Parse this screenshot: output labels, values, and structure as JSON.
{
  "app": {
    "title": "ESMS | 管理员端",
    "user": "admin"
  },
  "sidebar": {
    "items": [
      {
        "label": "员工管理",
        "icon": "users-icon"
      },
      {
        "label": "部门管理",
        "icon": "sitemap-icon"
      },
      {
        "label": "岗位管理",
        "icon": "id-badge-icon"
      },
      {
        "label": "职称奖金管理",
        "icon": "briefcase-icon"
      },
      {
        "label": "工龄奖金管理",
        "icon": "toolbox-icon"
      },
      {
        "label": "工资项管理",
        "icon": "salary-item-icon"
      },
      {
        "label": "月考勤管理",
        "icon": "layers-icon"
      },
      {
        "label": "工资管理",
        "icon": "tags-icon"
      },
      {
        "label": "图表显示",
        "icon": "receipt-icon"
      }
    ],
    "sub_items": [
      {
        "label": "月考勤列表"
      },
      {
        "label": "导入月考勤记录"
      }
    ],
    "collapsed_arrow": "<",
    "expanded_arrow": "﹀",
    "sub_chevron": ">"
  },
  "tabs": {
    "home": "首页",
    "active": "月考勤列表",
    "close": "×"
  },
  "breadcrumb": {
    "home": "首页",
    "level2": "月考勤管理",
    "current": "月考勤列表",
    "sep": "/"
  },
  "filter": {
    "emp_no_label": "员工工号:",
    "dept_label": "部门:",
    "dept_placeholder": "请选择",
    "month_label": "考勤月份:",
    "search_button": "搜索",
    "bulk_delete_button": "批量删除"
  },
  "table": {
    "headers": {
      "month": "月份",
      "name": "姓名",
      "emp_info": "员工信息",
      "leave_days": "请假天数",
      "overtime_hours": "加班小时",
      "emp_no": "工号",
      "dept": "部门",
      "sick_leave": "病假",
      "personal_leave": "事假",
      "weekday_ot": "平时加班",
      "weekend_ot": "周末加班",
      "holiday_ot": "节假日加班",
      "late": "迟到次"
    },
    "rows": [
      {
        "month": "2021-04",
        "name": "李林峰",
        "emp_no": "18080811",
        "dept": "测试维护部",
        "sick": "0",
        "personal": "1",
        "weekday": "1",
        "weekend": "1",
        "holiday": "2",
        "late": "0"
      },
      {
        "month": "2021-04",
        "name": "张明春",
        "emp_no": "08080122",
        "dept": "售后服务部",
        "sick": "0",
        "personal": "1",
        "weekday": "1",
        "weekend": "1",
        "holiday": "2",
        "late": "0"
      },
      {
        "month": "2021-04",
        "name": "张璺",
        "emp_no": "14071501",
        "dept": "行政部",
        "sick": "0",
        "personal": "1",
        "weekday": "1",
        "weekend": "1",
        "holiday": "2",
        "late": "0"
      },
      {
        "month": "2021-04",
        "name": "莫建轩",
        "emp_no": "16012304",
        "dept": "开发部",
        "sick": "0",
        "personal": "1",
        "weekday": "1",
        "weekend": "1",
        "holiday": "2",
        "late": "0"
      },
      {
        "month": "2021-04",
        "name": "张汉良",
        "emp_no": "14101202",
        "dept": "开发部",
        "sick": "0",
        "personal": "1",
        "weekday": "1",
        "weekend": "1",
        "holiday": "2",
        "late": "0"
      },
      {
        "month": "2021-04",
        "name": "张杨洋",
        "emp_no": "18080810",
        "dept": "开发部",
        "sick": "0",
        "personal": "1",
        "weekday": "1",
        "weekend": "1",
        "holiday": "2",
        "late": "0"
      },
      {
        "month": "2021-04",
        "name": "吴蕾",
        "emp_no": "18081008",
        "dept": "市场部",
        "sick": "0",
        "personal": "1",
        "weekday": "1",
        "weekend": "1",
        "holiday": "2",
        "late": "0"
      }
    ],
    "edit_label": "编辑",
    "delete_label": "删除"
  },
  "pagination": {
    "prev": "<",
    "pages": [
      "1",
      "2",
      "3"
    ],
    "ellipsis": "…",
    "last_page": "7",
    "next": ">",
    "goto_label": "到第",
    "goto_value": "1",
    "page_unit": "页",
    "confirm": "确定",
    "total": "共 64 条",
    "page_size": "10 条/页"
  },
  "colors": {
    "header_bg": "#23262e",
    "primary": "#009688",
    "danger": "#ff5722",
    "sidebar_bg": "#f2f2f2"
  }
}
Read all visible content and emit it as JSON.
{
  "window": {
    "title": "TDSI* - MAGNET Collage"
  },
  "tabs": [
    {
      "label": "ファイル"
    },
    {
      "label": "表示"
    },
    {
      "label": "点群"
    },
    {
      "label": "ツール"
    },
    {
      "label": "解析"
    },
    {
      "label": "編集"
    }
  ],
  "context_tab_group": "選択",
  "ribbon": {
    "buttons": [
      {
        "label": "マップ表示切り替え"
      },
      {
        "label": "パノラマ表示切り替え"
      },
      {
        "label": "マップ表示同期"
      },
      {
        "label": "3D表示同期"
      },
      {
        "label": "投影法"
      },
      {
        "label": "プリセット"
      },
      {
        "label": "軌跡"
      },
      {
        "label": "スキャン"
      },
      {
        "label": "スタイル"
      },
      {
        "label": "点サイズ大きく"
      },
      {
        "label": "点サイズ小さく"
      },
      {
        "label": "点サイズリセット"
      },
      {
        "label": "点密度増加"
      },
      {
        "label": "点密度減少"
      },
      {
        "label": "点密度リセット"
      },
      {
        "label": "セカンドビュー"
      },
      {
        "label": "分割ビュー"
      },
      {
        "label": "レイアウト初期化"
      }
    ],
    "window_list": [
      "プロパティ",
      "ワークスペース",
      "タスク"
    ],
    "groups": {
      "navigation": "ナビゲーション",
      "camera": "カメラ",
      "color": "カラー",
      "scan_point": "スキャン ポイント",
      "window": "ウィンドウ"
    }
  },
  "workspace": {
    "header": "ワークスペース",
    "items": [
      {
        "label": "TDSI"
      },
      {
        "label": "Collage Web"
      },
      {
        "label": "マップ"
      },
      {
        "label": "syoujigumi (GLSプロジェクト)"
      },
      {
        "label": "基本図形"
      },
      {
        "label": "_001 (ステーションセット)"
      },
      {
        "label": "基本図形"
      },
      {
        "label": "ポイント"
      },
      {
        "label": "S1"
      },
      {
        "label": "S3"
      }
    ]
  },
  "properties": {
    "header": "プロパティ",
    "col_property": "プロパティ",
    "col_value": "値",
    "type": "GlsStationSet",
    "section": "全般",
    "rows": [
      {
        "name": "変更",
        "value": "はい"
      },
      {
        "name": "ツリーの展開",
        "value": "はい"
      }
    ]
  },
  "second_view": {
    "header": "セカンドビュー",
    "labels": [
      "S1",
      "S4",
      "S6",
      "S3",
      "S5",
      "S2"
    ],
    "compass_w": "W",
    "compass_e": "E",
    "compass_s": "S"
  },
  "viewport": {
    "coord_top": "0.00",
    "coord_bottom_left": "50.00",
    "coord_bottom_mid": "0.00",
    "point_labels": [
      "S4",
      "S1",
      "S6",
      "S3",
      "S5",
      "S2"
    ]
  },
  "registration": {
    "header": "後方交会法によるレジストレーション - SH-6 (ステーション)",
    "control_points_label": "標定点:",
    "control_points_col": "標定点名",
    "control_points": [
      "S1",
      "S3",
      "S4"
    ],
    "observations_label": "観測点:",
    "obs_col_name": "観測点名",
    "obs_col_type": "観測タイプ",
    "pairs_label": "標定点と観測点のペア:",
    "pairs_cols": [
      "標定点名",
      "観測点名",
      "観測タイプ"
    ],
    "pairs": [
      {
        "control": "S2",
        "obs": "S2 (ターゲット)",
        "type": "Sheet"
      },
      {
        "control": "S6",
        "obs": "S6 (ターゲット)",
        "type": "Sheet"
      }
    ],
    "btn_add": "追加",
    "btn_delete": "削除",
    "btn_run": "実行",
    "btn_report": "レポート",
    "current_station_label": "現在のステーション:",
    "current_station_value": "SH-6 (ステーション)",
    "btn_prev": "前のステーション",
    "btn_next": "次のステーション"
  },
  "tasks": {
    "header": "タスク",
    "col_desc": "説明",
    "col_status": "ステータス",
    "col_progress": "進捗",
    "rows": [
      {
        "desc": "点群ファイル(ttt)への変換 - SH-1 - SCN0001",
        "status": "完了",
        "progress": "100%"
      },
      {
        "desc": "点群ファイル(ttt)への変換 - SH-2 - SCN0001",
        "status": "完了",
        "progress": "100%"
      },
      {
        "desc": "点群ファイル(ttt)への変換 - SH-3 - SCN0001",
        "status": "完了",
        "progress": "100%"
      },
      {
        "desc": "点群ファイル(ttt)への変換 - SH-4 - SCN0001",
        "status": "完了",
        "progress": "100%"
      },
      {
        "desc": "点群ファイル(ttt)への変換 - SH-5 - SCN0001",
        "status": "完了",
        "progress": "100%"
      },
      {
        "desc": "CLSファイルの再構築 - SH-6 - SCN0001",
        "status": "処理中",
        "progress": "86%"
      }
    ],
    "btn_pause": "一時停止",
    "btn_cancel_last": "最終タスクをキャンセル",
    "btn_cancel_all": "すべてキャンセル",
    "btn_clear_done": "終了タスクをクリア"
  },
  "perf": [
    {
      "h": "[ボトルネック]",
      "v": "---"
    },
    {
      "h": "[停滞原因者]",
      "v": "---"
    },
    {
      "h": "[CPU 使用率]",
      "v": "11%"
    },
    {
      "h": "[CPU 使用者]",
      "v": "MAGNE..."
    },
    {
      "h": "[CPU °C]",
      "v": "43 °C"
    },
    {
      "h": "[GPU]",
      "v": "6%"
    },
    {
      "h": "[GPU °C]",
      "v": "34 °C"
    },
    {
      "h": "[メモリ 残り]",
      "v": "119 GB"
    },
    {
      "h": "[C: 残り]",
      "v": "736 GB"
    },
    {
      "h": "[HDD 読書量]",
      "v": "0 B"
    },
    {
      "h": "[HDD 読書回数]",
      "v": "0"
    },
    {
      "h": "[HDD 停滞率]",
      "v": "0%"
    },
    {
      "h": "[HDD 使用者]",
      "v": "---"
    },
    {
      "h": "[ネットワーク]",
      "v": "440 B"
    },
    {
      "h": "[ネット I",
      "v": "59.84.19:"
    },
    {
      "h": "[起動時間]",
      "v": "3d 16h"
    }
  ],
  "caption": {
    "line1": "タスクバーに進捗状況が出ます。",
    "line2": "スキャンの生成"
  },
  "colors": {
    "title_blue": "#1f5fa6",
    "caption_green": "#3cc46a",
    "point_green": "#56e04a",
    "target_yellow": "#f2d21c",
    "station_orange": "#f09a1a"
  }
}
☆ ☆ ☆ ☆ ☆ ☆ ☆
— EXERCISE DETAILS —
Show every line in the entries where the string "TDSI" occurs.

— ANSWER FOR THE TASK —
    "title": "TDSI* - MAGNET Collage"
        "label": "TDSI"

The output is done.